Transcribe each record below word for word.

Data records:
<<<<

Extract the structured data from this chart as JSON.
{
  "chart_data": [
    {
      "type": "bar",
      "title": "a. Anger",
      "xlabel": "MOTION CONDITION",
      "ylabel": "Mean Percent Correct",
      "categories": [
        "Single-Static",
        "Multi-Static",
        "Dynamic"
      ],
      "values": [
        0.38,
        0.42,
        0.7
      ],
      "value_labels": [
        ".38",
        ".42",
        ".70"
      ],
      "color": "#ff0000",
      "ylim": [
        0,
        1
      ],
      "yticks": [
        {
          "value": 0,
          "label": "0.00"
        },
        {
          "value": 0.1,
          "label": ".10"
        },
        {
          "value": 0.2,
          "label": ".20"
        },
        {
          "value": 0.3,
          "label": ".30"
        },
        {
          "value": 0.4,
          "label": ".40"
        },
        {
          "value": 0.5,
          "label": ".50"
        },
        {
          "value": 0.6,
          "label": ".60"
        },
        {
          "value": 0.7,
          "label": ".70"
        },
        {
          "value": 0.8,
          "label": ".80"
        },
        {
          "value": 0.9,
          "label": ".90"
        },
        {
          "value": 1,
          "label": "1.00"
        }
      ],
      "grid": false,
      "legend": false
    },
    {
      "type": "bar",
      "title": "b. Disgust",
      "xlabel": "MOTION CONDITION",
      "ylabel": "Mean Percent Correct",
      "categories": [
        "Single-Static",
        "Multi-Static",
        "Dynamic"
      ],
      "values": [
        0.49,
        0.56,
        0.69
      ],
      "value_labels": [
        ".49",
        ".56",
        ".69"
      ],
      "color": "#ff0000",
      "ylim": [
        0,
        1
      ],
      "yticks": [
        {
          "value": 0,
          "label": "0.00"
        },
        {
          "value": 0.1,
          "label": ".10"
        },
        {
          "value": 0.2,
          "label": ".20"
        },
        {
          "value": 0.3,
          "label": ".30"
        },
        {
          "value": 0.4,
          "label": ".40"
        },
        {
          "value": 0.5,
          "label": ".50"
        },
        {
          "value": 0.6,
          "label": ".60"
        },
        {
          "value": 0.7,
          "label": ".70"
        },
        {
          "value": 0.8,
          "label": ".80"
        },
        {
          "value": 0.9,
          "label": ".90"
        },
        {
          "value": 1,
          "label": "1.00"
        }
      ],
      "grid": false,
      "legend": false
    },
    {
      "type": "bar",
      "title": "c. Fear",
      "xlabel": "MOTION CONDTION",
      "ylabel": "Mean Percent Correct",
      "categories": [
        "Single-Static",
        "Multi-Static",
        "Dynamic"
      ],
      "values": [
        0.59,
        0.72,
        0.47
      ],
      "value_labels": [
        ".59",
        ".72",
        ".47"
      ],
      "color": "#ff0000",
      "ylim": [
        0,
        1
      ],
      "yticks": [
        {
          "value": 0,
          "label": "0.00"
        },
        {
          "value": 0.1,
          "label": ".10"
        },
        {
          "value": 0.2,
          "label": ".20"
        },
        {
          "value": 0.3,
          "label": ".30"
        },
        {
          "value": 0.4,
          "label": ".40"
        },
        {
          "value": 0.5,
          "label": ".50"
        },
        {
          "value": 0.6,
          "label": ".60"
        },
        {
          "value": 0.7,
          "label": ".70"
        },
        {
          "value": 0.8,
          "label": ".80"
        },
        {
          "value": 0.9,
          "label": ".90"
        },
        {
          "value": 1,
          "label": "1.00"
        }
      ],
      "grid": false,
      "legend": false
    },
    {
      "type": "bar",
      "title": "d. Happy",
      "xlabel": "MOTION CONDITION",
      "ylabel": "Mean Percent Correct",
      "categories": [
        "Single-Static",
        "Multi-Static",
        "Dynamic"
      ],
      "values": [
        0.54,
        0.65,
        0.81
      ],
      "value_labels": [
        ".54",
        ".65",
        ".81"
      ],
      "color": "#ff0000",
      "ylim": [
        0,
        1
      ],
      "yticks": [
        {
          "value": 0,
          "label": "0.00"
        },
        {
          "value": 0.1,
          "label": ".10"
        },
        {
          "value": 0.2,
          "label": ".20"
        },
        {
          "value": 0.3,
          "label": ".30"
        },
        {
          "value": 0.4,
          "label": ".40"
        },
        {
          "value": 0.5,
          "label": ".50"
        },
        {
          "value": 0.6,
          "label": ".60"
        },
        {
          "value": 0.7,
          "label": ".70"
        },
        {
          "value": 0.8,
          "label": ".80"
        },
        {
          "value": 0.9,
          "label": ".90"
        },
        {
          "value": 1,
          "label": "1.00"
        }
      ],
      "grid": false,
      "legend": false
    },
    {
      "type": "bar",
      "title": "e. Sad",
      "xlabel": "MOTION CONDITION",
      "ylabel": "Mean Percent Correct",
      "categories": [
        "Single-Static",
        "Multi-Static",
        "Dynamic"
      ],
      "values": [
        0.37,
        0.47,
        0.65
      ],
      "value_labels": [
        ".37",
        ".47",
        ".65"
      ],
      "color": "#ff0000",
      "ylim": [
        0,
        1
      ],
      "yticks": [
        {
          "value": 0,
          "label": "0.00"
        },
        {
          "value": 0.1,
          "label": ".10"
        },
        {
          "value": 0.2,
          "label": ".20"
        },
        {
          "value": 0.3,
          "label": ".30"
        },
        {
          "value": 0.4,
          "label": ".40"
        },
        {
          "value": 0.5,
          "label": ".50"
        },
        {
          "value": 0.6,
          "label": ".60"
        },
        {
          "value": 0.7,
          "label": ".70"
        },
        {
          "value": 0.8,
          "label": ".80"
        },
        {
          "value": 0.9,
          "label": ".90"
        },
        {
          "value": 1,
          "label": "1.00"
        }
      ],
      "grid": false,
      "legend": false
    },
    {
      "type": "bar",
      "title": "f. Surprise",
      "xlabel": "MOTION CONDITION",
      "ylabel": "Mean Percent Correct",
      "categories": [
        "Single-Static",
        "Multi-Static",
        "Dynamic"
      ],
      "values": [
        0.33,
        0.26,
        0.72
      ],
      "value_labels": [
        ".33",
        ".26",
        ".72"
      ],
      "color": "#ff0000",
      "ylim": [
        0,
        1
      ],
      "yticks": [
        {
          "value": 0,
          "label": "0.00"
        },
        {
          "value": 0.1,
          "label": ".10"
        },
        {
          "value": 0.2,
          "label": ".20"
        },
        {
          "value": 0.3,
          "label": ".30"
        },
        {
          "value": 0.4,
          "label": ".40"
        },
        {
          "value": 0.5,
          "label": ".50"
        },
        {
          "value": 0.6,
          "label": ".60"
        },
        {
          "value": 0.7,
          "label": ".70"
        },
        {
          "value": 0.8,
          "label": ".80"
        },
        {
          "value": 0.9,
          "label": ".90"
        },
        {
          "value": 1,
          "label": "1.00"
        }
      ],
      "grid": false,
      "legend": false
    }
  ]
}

>>>>

## FULL OUTPUT
Extract the structured data from this chart as JSON.
{
  "chart_data": [
    {
      "type": "bar",
      "title": "a. Anger",
      "xlabel": "MOTION CONDITION",
      "ylabel": "Mean Percent Correct",
      "categories": [
        "Single-Static",
        "Multi-Static",
        "Dynamic"
      ],
      "values": [
        0.38,
        0.42,
        0.7
      ],
      "value_labels": [
        ".38",
        ".42",
        ".70"
      ],
      "color": "#ff0000",
      "ylim": [
        0,
        1
      ],
      "yticks": [
        {
          "value": 0,
          "label": "0.00"
        },
        {
          "value": 0.1,
          "label": ".10"
        },
        {
          "value": 0.2,
          "label": ".20"
        },
        {
          "value": 0.3,
          "label": ".30"
        },
        {
          "value": 0.4,
          "label": ".40"
        },
        {
          "value": 0.5,
          "label": ".50"
        },
        {
          "value": 0.6,
          "label": ".60"
        },
        {
          "value": 0.7,
          "label": ".70"
        },
        {
          "value": 0.8,
          "label": ".80"
        },
        {
          "value": 0.9,
          "label": ".90"
        },
        {
          "value": 1,
          "label": "1.00"
        }
      ],
      "grid": false,
      "legend": false
    },
    {
      "type": "bar",
      "title": "b. Disgust",
      "xlabel": "MOTION CONDITION",
      "ylabel": "Mean Percent Correct",
      "categories": [
        "Single-Static",
        "Multi-Static",
        "Dynamic"
      ],
      "values": [
        0.49,
        0.56,
        0.69
      ],
      "value_labels": [
        ".49",
        ".56",
        ".69"
      ],
      "color": "#ff0000",
      "ylim": [
        0,
        1
      ],
      "yticks": [
        {
          "value": 0,
          "label": "0.00"
        },
        {
          "value": 0.1,
          "label": ".10"
        },
        {
          "value": 0.2,
          "label": ".20"
        },
        {
          "value": 0.3,
          "label": ".30"
        },
        {
          "value": 0.4,
          "label": ".40"
        },
        {
          "value": 0.5,
          "label": ".50"
        },
        {
          "value": 0.6,
          "label": ".60"
        },
        {
          "value": 0.7,
          "label": ".70"
        },
        {
          "value": 0.8,
          "label": ".80"
        },
        {
          "value": 0.9,
          "label": ".90"
        },
        {
          "value": 1,
          "label": "1.00"
        }
      ],
      "grid": false,
      "legend": false
    },
    {
      "type": "bar",
      "title": "c. Fear",
      "xlabel": "MOTION CONDTION",
      "ylabel": "Mean Percent Correct",
      "categories": [
        "Single-Static",
        "Multi-Static",
        "Dynamic"
      ],
      "values": [
        0.59,
        0.72,
        0.47
      ],
      "value_labels": [
        ".59",
        ".72",
        ".47"
      ],
      "color": "#ff0000",
      "ylim": [
        0,
        1
      ],
      "yticks": [
        {
          "value": 0,
          "label": "0.00"
        },
        {
          "value": 0.1,
          "label": ".10"
        },
        {
          "value": 0.2,
          "label": ".20"
        },
        {
          "value": 0.3,
          "label": ".30"
        },
        {
          "value": 0.4,
          "label": ".40"
        },
        {
          "value": 0.5,
          "label": ".50"
        },
        {
          "value": 0.6,
          "label": ".60"
        },
        {
          "value": 0.7,
          "label": ".70"
        },
        {
          "value": 0.8,
          "label": ".80"
        },
        {
          "value": 0.9,
          "label": ".90"
        },
        {
          "value": 1,
          "label": "1.00"
        }
      ],
      "grid": false,
      "legend": false
    },
    {
      "type": "bar",
      "title": "d. Happy",
      "xlabel": "MOTION CONDITION",
      "ylabel": "Mean Percent Correct",
      "categories": [
        "Single-Static",
        "Multi-Static",
        "Dynamic"
      ],
      "values": [
        0.54,
        0.65,
        0.81
      ],
      "value_labels": [
        ".54",
        ".65",
        ".81"
      ],
      "color": "#ff0000",
      "ylim": [
        0,
        1
      ],
      "yticks": [
        {
          "value": 0,
          "label": "0.00"
        },
        {
          "value": 0.1,
          "label": ".10"
        },
        {
          "value": 0.2,
          "label": ".20"
        },
        {
          "value": 0.3,
          "label": ".30"
        },
        {
          "value": 0.4,
          "label": ".40"
        },
        {
          "value": 0.5,
          "label": ".50"
        },
        {
          "value": 0.6,
          "label": ".60"
        },
        {
          "value": 0.7,
          "label": ".70"
        },
        {
          "value": 0.8,
          "label": ".80"
        },
        {
          "value": 0.9,
          "label": ".90"
        },
        {
          "value": 1,
          "label": "1.00"
        }
      ],
      "grid": false,
      "legend": false
    },
    {
      "type": "bar",
      "title": "e. Sad",
      "xlabel": "MOTION CONDITION",
      "ylabel": "Mean Percent Correct",
      "categories": [
        "Single-Static",
        "Multi-Static",
        "Dynamic"
      ],
      "values": [
        0.37,
        0.47,
        0.65
      ],
      "value_labels": [
        ".37",
        ".47",
        ".65"
      ],
      "color": "#ff0000",
      "ylim": [
        0,
        1
      ],
      "yticks": [
        {
          "value": 0,
          "label": "0.00"
        },
        {
          "value": 0.1,
          "label": ".10"
        },
        {
          "value": 0.2,
          "label": ".20"
        },
        {
          "value": 0.3,
          "label": ".30"
        },
        {
          "value": 0.4,
          "label": ".40"
        },
        {
          "value": 0.5,
          "label": ".50"
        },
        {
          "value": 0.6,
          "label": ".60"
        },
        {
          "value": 0.7,
          "label": ".70"
        },
        {
          "value": 0.8,
          "label": ".80"
        },
        {
          "value": 0.9,
          "label": ".90"
        },
        {
          "value": 1,
          "label": "1.00"
        }
      ],
      "grid": false,
      "legend": false
    },
    {
      "type": "bar",
      "title": "f. Surprise",
      "xlabel": "MOTION CONDITION",
      "ylabel": "Mean Percent Correct",
      "categories": [
        "Single-Static",
        "Multi-Static",
        "Dynamic"
      ],
      "values": [
        0.33,
        0.26,
        0.72
      ],
      "value_labels": [
        ".33",
        ".26",
        ".72"
      ],
      "color": "#ff0000",
      "ylim": [
        0,
        1
      ],
      "yticks": [
        {
          "value": 0,
          "label": "0.00"
        },
        {
          "value": 0.1,
          "label": ".10"
        },
        {
          "value": 0.2,
          "label": ".20"
        },
        {
          "value": 0.3,
          "label": ".30"
        },
        {
          "value": 0.4,
          "label": ".40"
        },
        {
          "value": 0.5,
          "label": ".50"
        },
        {
          "value": 0.6,
          "label": ".60"
        },
        {
          "value": 0.7,
          "label": ".70"
        },
        {
          "value": 0.8,
          "label": ".80"
        },
        {
          "value": 0.9,
          "label": ".90"
        },
        {
          "value": 1,
          "label": "1.00"
        }
      ],
      "grid": false,
      "legend": false
    }
  ]
}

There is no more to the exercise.